▸ **To do**: Repeat each entry as written, dropping any picture you find.

▸ **Given data**:
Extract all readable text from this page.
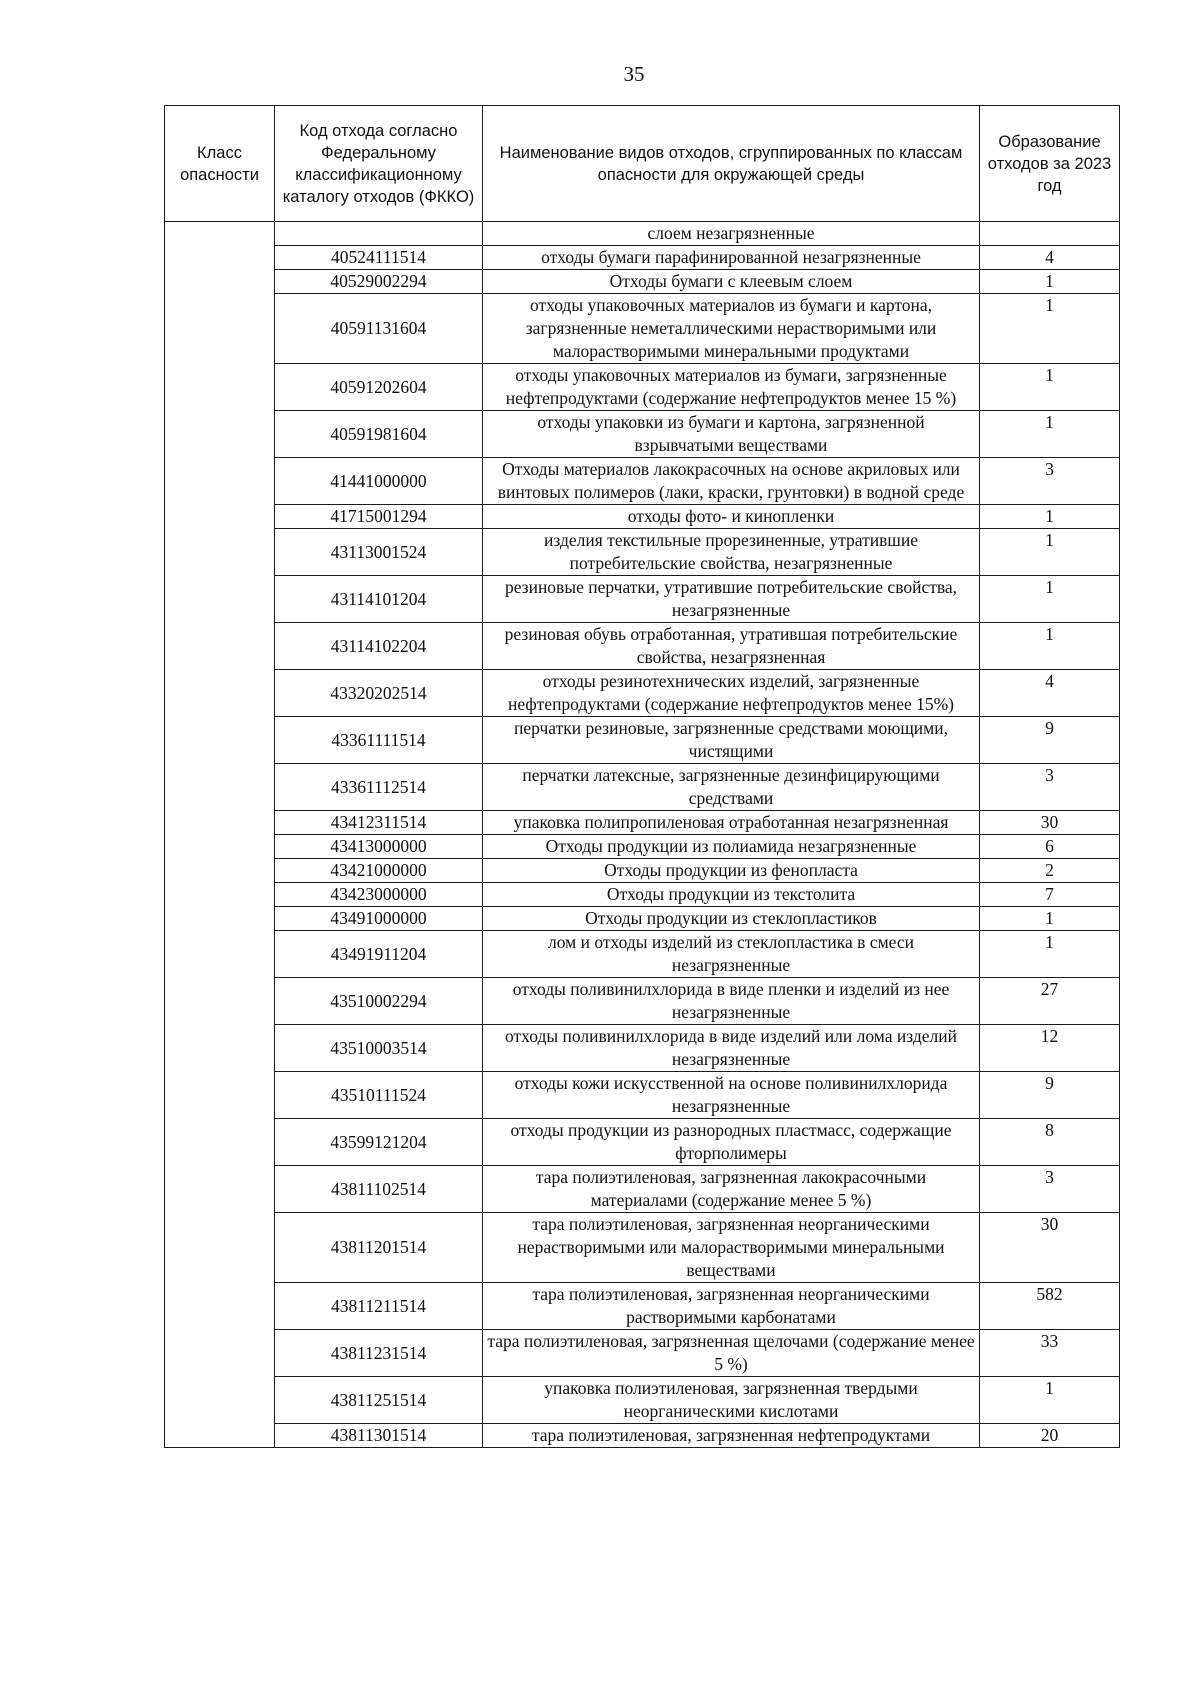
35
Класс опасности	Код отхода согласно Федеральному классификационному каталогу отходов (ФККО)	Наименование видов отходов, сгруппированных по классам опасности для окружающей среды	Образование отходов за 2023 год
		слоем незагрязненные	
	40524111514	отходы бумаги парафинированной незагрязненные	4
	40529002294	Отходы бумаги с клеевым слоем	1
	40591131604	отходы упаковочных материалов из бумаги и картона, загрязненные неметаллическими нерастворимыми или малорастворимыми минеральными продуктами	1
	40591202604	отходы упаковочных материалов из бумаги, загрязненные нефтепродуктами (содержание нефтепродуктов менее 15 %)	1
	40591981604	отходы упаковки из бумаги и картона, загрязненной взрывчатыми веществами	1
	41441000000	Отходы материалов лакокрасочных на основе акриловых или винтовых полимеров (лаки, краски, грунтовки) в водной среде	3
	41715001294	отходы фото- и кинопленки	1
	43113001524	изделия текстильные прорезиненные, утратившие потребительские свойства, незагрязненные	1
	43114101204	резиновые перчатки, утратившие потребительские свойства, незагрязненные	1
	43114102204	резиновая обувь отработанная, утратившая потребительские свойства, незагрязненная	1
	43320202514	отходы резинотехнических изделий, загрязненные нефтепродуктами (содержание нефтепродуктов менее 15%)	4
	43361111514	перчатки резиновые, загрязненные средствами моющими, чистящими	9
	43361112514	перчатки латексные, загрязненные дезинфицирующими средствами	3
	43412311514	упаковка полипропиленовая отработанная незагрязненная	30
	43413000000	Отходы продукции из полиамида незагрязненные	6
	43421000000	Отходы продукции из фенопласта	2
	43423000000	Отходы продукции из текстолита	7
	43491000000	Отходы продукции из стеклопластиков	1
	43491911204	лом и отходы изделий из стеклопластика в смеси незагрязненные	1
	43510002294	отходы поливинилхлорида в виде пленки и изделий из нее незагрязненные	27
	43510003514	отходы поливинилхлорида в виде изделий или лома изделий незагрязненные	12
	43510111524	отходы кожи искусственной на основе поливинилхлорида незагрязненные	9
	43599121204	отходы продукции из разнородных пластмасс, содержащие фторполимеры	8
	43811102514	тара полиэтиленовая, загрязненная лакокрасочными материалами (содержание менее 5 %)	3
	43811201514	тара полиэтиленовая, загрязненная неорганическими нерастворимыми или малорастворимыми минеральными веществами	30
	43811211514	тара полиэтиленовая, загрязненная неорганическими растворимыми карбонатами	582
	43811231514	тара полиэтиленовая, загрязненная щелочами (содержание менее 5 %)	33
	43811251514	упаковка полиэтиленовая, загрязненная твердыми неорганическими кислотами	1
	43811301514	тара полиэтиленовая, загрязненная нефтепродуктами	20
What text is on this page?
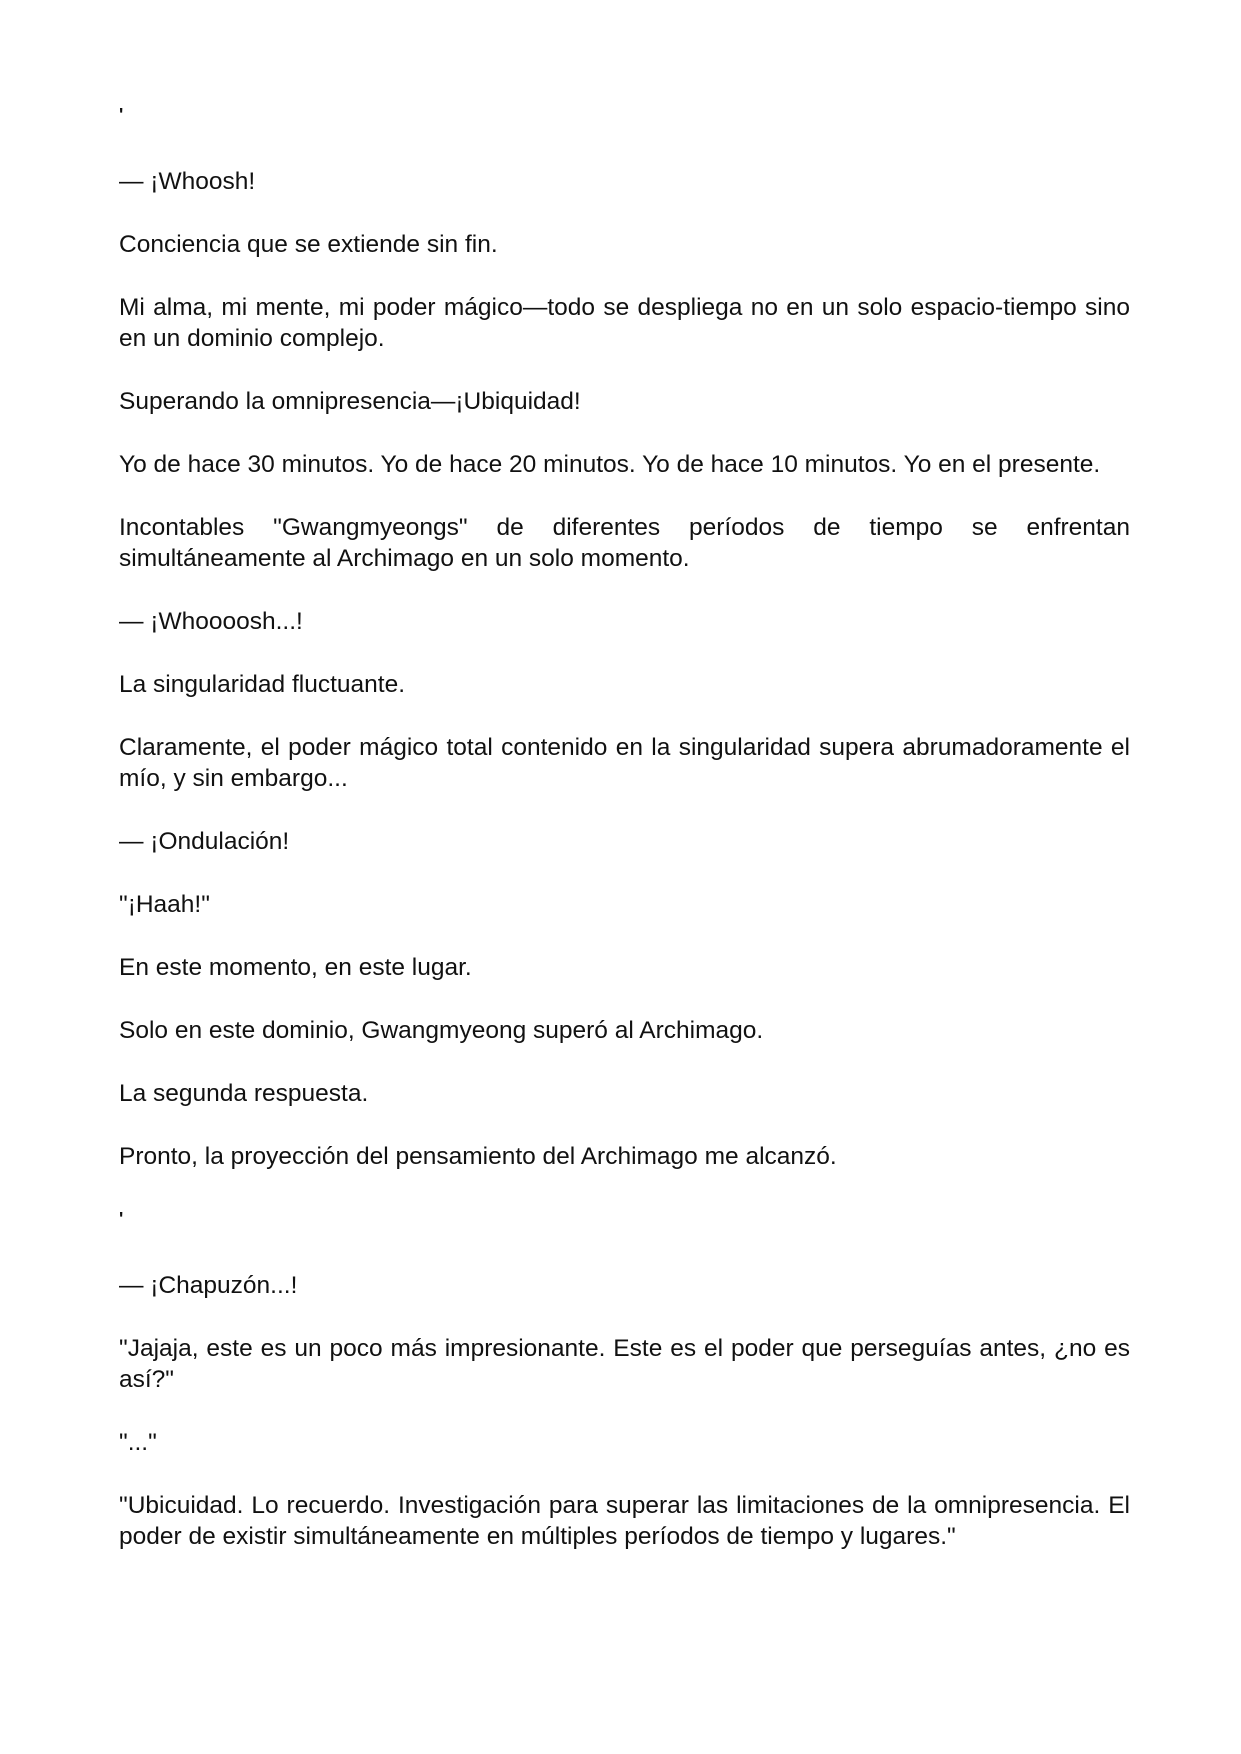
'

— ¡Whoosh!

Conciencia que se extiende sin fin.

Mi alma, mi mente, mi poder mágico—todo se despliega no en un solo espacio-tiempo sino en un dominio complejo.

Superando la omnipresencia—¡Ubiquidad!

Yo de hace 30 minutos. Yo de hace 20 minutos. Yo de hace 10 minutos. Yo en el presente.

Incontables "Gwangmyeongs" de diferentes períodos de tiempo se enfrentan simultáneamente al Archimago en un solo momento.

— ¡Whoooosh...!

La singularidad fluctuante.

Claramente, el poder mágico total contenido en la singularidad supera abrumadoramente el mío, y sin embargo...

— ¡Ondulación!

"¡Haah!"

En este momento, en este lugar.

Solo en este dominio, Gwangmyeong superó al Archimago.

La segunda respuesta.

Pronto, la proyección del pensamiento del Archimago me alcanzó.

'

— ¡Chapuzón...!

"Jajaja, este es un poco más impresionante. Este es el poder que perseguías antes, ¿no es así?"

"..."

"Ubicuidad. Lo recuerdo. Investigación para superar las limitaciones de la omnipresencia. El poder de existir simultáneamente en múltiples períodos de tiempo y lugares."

▸ **Finished answer**:
Extract all readable text from this page.
35
Класс опасности	Код отхода согласно Федеральному классификационному каталогу отходов (ФККО)	Наименование видов отходов, сгруппированных по классам опасности для окружающей среды	Образование отходов за 2023 год
		слоем незагрязненные	
	40524111514	отходы бумаги парафинированной незагрязненные	4
	40529002294	Отходы бумаги с клеевым слоем	1
	40591131604	отходы упаковочных материалов из бумаги и картона, загрязненные неметаллическими нерастворимыми или малорастворимыми минеральными продуктами	1
	40591202604	отходы упаковочных материалов из бумаги, загрязненные нефтепродуктами (содержание нефтепродуктов менее 15 %)	1
	40591981604	отходы упаковки из бумаги и картона, загрязненной взрывчатыми веществами	1
	41441000000	Отходы материалов лакокрасочных на основе акриловых или винтовых полимеров (лаки, краски, грунтовки) в водной среде	3
	41715001294	отходы фото- и кинопленки	1
	43113001524	изделия текстильные прорезиненные, утратившие потребительские свойства, незагрязненные	1
	43114101204	резиновые перчатки, утратившие потребительские свойства, незагрязненные	1
	43114102204	резиновая обувь отработанная, утратившая потребительские свойства, незагрязненная	1
	43320202514	отходы резинотехнических изделий, загрязненные нефтепродуктами (содержание нефтепродуктов менее 15%)	4
	43361111514	перчатки резиновые, загрязненные средствами моющими, чистящими	9
	43361112514	перчатки латексные, загрязненные дезинфицирующими средствами	3
	43412311514	упаковка полипропиленовая отработанная незагрязненная	30
	43413000000	Отходы продукции из полиамида незагрязненные	6
	43421000000	Отходы продукции из фенопласта	2
	43423000000	Отходы продукции из текстолита	7
	43491000000	Отходы продукции из стеклопластиков	1
	43491911204	лом и отходы изделий из стеклопластика в смеси незагрязненные	1
	43510002294	отходы поливинилхлорида в виде пленки и изделий из нее незагрязненные	27
	43510003514	отходы поливинилхлорида в виде изделий или лома изделий незагрязненные	12
	43510111524	отходы кожи искусственной на основе поливинилхлорида незагрязненные	9
	43599121204	отходы продукции из разнородных пластмасс, содержащие фторполимеры	8
	43811102514	тара полиэтиленовая, загрязненная лакокрасочными материалами (содержание менее 5 %)	3
	43811201514	тара полиэтиленовая, загрязненная неорганическими нерастворимыми или малорастворимыми минеральными веществами	30
	43811211514	тара полиэтиленовая, загрязненная неорганическими растворимыми карбонатами	582
	43811231514	тара полиэтиленовая, загрязненная щелочами (содержание менее 5 %)	33
	43811251514	упаковка полиэтиленовая, загрязненная твердыми неорганическими кислотами	1
	43811301514	тара полиэтиленовая, загрязненная нефтепродуктами	20
What text is on this page?
'

— ¡Whoosh!

Conciencia que se extiende sin fin.

Mi alma, mi mente, mi poder mágico—todo se despliega no en un solo espacio-tiempo sino en un dominio complejo.

Superando la omnipresencia—¡Ubiquidad!

Yo de hace 30 minutos. Yo de hace 20 minutos. Yo de hace 10 minutos. Yo en el presente.

Incontables "Gwangmyeongs" de diferentes períodos de tiempo se enfrentan simultáneamente al Archimago en un solo momento.

— ¡Whoooosh...!

La singularidad fluctuante.

Claramente, el poder mágico total contenido en la singularidad supera abrumadoramente el mío, y sin embargo...

— ¡Ondulación!

"¡Haah!"

En este momento, en este lugar.

Solo en este dominio, Gwangmyeong superó al Archimago.

La segunda respuesta.

Pronto, la proyección del pensamiento del Archimago me alcanzó.

'

— ¡Chapuzón...!

"Jajaja, este es un poco más impresionante. Este es el poder que perseguías antes, ¿no es así?"

"..."

"Ubicuidad. Lo recuerdo. Investigación para superar las limitaciones de la omnipresencia. El poder de existir simultáneamente en múltiples períodos de tiempo y lugares."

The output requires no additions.